TASK BRIEF: Exactly as they appear, output all of the entries.

SUPPLIED DATA:
---------------

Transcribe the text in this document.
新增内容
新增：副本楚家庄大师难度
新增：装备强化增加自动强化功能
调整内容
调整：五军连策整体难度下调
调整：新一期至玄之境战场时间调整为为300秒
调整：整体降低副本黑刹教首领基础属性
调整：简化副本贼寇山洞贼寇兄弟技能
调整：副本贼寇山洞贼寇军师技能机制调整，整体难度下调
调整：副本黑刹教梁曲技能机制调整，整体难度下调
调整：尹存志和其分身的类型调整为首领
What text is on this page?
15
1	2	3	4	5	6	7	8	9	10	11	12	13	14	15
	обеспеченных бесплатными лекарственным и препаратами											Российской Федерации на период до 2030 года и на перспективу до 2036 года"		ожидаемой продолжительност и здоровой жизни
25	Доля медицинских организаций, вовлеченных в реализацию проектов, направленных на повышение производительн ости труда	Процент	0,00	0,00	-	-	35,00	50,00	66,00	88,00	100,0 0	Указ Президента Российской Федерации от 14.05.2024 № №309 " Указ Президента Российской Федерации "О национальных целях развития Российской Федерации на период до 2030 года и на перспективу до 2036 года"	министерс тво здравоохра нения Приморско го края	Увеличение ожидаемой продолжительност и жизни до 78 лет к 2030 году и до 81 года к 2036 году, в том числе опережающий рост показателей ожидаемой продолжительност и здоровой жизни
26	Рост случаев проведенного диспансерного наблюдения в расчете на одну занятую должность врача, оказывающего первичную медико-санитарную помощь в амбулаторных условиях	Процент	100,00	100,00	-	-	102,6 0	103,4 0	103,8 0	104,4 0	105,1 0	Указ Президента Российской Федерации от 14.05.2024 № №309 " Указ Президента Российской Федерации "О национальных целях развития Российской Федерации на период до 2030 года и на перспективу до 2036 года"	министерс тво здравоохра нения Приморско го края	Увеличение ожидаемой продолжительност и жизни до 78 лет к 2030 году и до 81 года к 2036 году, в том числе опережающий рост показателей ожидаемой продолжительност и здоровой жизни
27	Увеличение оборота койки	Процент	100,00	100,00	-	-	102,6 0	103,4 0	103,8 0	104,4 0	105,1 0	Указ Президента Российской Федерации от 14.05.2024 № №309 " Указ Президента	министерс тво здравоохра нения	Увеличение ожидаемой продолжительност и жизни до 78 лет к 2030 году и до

---------------

REPLY TO THE EXERCISE:
Transcribe the text in this document.
新增内容
新增：副本楚家庄大师难度
新增：装备强化增加自动强化功能
调整内容
调整：五军连策整体难度下调
调整：新一期至玄之境战场时间调整为为300秒
调整：整体降低副本黑刹教首领基础属性
调整：简化副本贼寇山洞贼寇兄弟技能
调整：副本贼寇山洞贼寇军师技能机制调整，整体难度下调
调整：副本黑刹教梁曲技能机制调整，整体难度下调
调整：尹存志和其分身的类型调整为首领
What text is on this page?
15
1	2	3	4	5	6	7	8	9	10	11	12	13	14	15
	обеспеченных бесплатными лекарственным и препаратами											Российской Федерации на период до 2030 года и на перспективу до 2036 года"		ожидаемой продолжительност и здоровой жизни
25	Доля медицинских организаций, вовлеченных в реализацию проектов, направленных на повышение производительн ости труда	Процент	0,00	0,00	-	-	35,00	50,00	66,00	88,00	100,0 0	Указ Президента Российской Федерации от 14.05.2024 № №309 " Указ Президента Российской Федерации "О национальных целях развития Российской Федерации на период до 2030 года и на перспективу до 2036 года"	министерс тво здравоохра нения Приморско го края	Увеличение ожидаемой продолжительност и жизни до 78 лет к 2030 году и до 81 года к 2036 году, в том числе опережающий рост показателей ожидаемой продолжительност и здоровой жизни
26	Рост случаев проведенного диспансерного наблюдения в расчете на одну занятую должность врача, оказывающего первичную медико-санитарную помощь в амбулаторных условиях	Процент	100,00	100,00	-	-	102,6 0	103,4 0	103,8 0	104,4 0	105,1 0	Указ Президента Российской Федерации от 14.05.2024 № №309 " Указ Президента Российской Федерации "О национальных целях развития Российской Федерации на период до 2030 года и на перспективу до 2036 года"	министерс тво здравоохра нения Приморско го края	Увеличение ожидаемой продолжительност и жизни до 78 лет к 2030 году и до 81 года к 2036 году, в том числе опережающий рост показателей ожидаемой продолжительност и здоровой жизни
27	Увеличение оборота койки	Процент	100,00	100,00	-	-	102,6 0	103,4 0	103,8 0	104,4 0	105,1 0	Указ Президента Российской Федерации от 14.05.2024 № №309 " Указ Президента	министерс тво здравоохра нения	Увеличение ожидаемой продолжительност и жизни до 78 лет к 2030 году и до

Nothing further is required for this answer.